__EXERCISE__
Copy the lines verbatim, starting at the line that contains "- todos-label: To-Do's: [205, 400, 236, 410]" and ending at the line that contains "- chevron-down-icon: ▼: [515, 230, 521, 236]", with both of those lines included.

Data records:
——————————

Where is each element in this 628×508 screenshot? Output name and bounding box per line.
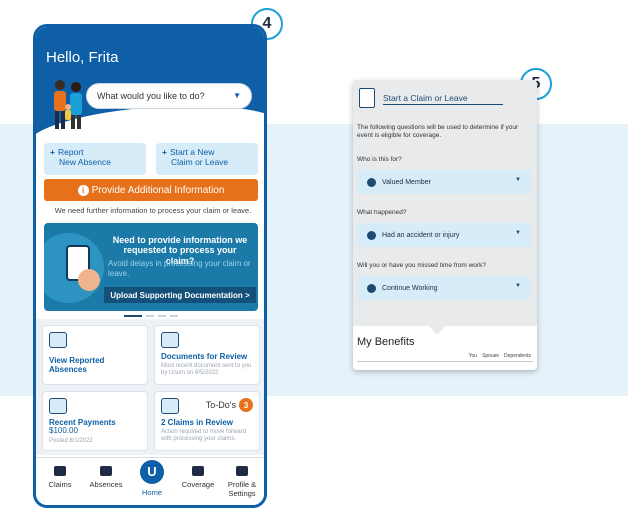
- todos-label: To-Do's: [205, 400, 236, 410]
- question-who: Who is this for?: [357, 156, 402, 163]
- tiles-area: View Reported Absences Documents for Rev…: [36, 319, 264, 455]
- person-icon: [367, 177, 376, 187]
- coverage-icon: [192, 466, 204, 476]
- chevron-down-icon: ▼: [515, 230, 521, 236]
- bottom-tab-bar: Claims Absences U Home Coverage Profile …: [36, 457, 264, 505]
- greeting: Hello, Frita: [46, 49, 119, 66]
- start-new-claim-button[interactable]: + Start a New Claim or Leave: [156, 143, 258, 175]
- search-dropdown[interactable]: What would you like to do? ▼: [86, 83, 252, 109]
- what-happened-select[interactable]: Had an accident or injury ▼: [357, 223, 531, 247]
- panel-intro: The following questions will be used to …: [357, 124, 519, 140]
- panel-title: Start a Claim or Leave: [383, 93, 503, 105]
- who-select[interactable]: Valued Member ▼: [357, 170, 531, 194]
- banner-text: Avoid delays in processing your claim or…: [108, 259, 251, 278]
- info-icon: i: [77, 184, 89, 196]
- clipboard-icon: [161, 398, 179, 414]
- tab-coverage[interactable]: Coverage: [176, 466, 220, 489]
- injury-icon: [367, 230, 376, 240]
- hand-icon: [78, 269, 100, 291]
- plus-icon: +: [50, 147, 55, 157]
- calendar-check-icon: [49, 332, 67, 348]
- home-logo-icon: U: [140, 460, 164, 484]
- search-placeholder: What would you like to do?: [97, 91, 205, 101]
- upload-documentation-button[interactable]: Upload Supporting Documentation >: [104, 287, 256, 303]
- upload-banner: Need to provide information we requested…: [44, 223, 258, 311]
- family-illustration-icon: [54, 80, 82, 129]
- plus-icon: +: [162, 147, 167, 157]
- tab-absences[interactable]: Absences: [84, 466, 128, 489]
- documents-review-tile[interactable]: Documents for Review Most recent documen…: [154, 325, 260, 385]
- menu-icon: [236, 466, 248, 476]
- provide-info-button[interactable]: i Provide Additional Information: [44, 179, 258, 201]
- report-new-absence-button[interactable]: + Report New Absence: [44, 143, 146, 175]
- calendar-icon: [100, 466, 112, 476]
- carousel-dots[interactable]: [124, 315, 178, 317]
- claims-icon: [54, 466, 66, 476]
- chevron-down-icon: ▼: [233, 91, 241, 100]
- chevron-down-icon: ▼: [515, 177, 521, 183]
- money-icon: [49, 398, 67, 414]
- benefits-columns: You Spouse Dependents: [468, 353, 531, 359]
- phone-screen: Hello, Frita What would you like to do? …: [33, 24, 267, 508]
- document-icon: [161, 332, 179, 348]
- view-reported-absences-tile[interactable]: View Reported Absences: [42, 325, 148, 385]
- tab-profile-settings[interactable]: Profile & Settings: [220, 466, 264, 498]
- chevron-down-icon: ▼: [515, 283, 521, 289]
- recent-payments-tile[interactable]: Recent Payments $100.00 Posted 8/1/2022: [42, 391, 148, 451]
- tab-home[interactable]: U Home: [130, 460, 174, 497]
- form-icon: [359, 88, 375, 108]
- tab-claims[interactable]: Claims: [38, 466, 82, 489]
- car-icon: [367, 283, 376, 293]
- todos-count-badge: 3: [239, 398, 253, 412]
- alert-note: We need further information to process y…: [54, 206, 252, 215]
- missed-time-select[interactable]: Continue Working ▼: [357, 276, 531, 300]
- start-claim-panel: Start a Claim or Leave The following que…: [353, 80, 537, 370]
- question-missed-time: Will you or have you missed time from wo…: [357, 262, 486, 269]
- my-benefits-heading: My Benefits: [357, 336, 415, 348]
- todos-tile[interactable]: To-Do's 3 2 Claims in Review Action requ…: [154, 391, 260, 451]
- question-what: What happened?: [357, 209, 407, 216]
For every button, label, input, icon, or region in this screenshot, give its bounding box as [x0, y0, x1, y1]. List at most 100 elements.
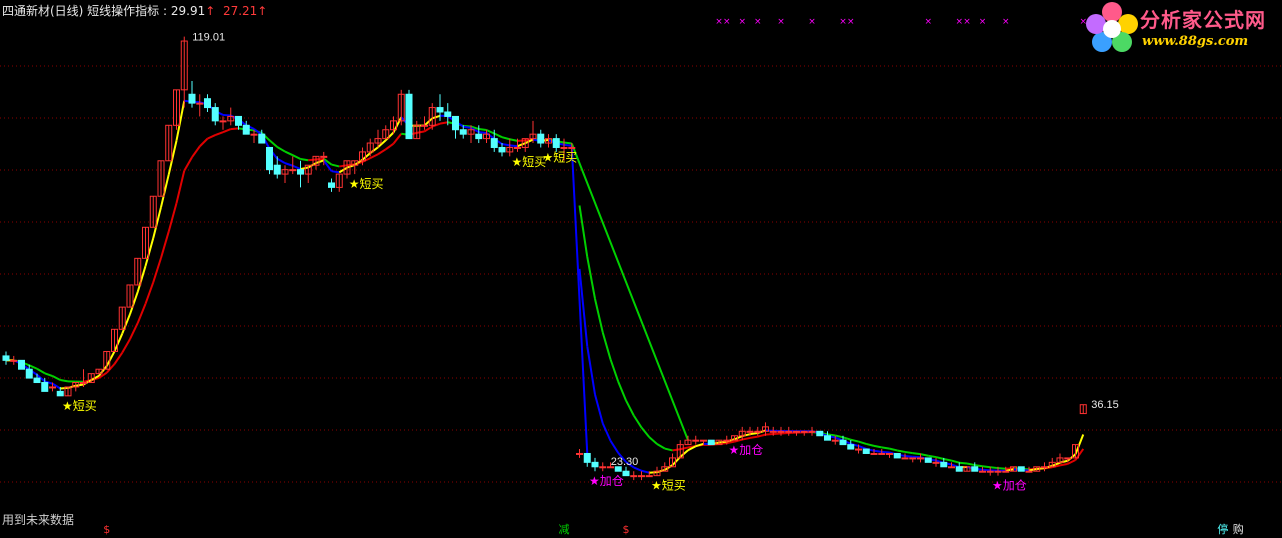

——————————

__SOLUTION TO THIS PROBLEM__
- todos-label: To-Do's: [205, 400, 236, 410]
- question-who: Who is this for?: [357, 156, 402, 163]
- tiles-area: View Reported Absences Documents for Rev…: [36, 319, 264, 455]
- person-icon: [367, 177, 376, 187]
- coverage-icon: [192, 466, 204, 476]
- chevron-down-icon: ▼: [515, 230, 521, 236]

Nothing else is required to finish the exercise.